Lines that include the word "demand" are the ones to copy.

■ ■ ■ ■ ■

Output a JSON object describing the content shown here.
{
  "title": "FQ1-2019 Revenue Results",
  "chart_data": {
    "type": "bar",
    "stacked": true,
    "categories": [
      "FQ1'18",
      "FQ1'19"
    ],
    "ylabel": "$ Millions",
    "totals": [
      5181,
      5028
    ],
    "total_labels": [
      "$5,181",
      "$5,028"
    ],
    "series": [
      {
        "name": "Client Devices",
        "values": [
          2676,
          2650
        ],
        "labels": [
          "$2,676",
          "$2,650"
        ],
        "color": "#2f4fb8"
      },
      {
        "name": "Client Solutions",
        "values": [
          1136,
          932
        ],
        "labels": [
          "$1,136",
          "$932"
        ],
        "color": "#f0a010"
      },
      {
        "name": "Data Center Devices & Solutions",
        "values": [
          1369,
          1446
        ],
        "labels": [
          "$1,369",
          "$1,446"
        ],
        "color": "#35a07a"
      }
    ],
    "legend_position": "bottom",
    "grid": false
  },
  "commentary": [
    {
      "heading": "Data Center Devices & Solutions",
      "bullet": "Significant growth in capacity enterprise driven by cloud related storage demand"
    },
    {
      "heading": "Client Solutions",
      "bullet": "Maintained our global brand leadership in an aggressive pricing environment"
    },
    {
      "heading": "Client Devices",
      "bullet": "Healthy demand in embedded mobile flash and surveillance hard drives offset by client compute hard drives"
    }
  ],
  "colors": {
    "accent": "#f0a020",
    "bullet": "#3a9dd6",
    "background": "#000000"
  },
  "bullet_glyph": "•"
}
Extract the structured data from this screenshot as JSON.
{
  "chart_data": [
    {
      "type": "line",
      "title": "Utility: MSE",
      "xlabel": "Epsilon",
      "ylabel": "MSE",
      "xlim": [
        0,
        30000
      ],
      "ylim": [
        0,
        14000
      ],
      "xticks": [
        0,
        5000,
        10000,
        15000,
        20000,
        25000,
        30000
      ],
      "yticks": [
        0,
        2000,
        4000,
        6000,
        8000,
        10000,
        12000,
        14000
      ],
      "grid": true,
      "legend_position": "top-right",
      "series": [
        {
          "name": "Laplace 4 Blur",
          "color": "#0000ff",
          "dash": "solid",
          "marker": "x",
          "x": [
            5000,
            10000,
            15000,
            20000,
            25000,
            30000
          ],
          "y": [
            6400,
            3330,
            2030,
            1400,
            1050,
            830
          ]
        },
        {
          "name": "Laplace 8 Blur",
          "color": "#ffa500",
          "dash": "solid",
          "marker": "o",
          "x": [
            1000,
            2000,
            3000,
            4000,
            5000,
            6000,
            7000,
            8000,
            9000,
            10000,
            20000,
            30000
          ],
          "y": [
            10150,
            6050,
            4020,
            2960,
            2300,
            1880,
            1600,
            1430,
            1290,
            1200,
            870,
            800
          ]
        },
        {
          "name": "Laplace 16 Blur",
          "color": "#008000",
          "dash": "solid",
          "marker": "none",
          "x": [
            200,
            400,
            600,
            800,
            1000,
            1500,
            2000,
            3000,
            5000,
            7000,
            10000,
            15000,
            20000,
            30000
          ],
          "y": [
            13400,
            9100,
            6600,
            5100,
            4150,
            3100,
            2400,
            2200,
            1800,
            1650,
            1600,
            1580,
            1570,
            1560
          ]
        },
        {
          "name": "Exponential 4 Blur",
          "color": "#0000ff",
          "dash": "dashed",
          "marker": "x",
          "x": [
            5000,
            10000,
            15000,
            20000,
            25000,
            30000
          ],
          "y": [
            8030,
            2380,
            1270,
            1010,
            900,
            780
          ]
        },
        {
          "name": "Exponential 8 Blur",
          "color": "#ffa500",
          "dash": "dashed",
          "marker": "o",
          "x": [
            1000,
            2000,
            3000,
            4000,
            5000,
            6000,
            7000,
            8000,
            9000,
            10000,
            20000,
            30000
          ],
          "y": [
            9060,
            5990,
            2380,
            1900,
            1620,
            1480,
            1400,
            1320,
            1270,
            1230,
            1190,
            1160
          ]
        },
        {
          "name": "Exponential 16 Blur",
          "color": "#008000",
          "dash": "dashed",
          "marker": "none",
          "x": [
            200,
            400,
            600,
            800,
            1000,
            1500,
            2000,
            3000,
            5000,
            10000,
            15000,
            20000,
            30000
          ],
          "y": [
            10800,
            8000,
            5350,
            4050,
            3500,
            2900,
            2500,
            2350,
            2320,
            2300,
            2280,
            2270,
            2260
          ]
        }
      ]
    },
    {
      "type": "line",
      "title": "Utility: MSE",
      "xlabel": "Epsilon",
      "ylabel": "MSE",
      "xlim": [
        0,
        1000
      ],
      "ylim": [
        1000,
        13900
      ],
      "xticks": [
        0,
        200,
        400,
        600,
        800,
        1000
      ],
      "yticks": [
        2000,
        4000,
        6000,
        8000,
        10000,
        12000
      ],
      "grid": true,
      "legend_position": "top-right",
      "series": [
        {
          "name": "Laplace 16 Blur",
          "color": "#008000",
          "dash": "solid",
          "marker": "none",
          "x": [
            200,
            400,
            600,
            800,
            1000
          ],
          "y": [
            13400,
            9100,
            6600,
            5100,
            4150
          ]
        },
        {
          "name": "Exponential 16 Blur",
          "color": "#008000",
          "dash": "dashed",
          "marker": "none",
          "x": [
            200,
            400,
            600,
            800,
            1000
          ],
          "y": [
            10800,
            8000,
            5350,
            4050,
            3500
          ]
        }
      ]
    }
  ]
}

■ ■ ■ ■ ■

§ **REPLY TO THE EXERCISE**:
      "bullet": "Significant growth in capacity enterprise driven by cloud related storage demand"
      "bullet": "Healthy demand in embedded mobile flash and surveillance hard drives offset by client compute hard drives"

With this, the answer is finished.